Goal:
Scan the listing below for the word "งพาตลาดในประเทศเป" and state how many lines hold it. Write nothing but the number.

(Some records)
┌──

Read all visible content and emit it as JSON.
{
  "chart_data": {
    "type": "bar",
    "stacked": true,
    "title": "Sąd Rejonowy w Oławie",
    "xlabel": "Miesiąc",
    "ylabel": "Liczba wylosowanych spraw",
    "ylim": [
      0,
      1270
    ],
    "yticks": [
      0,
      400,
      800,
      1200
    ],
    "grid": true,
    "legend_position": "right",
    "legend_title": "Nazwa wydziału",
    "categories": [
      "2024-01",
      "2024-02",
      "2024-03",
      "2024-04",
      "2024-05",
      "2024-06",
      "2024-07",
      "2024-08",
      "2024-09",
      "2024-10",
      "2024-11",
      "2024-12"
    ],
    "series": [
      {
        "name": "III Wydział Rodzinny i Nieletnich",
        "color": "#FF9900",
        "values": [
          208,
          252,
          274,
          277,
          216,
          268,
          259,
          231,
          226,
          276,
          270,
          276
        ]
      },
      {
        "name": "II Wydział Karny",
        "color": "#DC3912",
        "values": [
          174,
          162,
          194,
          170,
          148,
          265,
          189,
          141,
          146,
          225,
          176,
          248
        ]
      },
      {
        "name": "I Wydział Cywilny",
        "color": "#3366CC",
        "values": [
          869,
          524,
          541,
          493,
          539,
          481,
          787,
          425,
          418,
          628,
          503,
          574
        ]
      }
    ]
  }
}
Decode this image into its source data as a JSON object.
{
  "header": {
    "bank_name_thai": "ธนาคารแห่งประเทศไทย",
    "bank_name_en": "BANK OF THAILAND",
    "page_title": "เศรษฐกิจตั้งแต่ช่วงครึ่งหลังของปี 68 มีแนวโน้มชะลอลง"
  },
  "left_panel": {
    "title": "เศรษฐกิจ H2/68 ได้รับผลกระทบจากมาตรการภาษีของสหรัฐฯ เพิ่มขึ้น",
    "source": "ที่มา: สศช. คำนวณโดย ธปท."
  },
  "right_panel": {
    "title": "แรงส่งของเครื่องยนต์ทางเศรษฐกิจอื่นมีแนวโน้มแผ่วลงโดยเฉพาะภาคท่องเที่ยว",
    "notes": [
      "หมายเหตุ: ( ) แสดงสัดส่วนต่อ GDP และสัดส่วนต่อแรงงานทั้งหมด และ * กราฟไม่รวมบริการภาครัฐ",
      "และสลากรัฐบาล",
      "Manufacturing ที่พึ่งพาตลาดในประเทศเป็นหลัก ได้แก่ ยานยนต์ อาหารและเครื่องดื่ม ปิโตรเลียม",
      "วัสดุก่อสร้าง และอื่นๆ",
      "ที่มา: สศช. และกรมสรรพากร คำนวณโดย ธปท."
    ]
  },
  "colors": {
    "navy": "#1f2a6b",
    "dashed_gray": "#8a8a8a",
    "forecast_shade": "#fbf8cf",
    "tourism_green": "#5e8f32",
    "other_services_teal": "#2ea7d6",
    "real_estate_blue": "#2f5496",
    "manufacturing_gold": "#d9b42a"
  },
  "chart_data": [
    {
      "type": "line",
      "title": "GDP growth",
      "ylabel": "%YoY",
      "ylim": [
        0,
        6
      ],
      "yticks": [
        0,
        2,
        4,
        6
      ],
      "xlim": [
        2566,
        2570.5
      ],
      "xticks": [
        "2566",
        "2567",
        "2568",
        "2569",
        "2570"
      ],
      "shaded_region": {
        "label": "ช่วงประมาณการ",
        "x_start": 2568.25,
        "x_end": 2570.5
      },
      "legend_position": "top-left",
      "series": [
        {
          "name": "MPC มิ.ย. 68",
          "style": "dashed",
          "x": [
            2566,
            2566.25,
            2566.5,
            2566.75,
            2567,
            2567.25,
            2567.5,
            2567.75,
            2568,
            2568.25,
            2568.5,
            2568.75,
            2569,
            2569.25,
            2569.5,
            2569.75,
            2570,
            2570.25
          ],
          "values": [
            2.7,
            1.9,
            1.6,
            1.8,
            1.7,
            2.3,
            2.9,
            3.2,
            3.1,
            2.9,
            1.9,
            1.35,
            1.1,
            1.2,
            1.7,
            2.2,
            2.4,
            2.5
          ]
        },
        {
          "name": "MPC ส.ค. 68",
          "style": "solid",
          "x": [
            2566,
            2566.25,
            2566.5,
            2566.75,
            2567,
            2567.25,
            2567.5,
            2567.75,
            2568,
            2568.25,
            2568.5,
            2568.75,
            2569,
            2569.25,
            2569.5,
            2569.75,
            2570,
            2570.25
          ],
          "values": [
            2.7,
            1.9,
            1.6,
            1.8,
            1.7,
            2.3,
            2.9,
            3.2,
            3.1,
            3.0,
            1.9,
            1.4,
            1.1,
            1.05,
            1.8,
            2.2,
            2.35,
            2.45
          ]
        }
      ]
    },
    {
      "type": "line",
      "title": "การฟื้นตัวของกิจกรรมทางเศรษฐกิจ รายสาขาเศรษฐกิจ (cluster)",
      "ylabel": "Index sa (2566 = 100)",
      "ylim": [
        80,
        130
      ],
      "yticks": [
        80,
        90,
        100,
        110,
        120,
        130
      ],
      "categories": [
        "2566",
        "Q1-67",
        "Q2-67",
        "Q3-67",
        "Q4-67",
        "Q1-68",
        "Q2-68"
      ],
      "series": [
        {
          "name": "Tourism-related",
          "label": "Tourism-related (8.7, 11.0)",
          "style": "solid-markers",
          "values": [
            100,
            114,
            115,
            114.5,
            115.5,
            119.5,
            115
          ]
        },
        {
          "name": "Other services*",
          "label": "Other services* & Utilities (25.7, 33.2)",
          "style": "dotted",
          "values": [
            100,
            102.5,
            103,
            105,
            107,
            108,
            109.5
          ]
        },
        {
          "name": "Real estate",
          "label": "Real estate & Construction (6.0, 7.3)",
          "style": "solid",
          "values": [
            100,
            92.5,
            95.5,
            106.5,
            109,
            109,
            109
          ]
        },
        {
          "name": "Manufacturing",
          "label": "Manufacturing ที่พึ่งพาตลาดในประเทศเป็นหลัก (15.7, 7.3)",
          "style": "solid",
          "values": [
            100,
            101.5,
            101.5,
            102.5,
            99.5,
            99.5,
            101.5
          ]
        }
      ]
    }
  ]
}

└──

Answer to the task:
2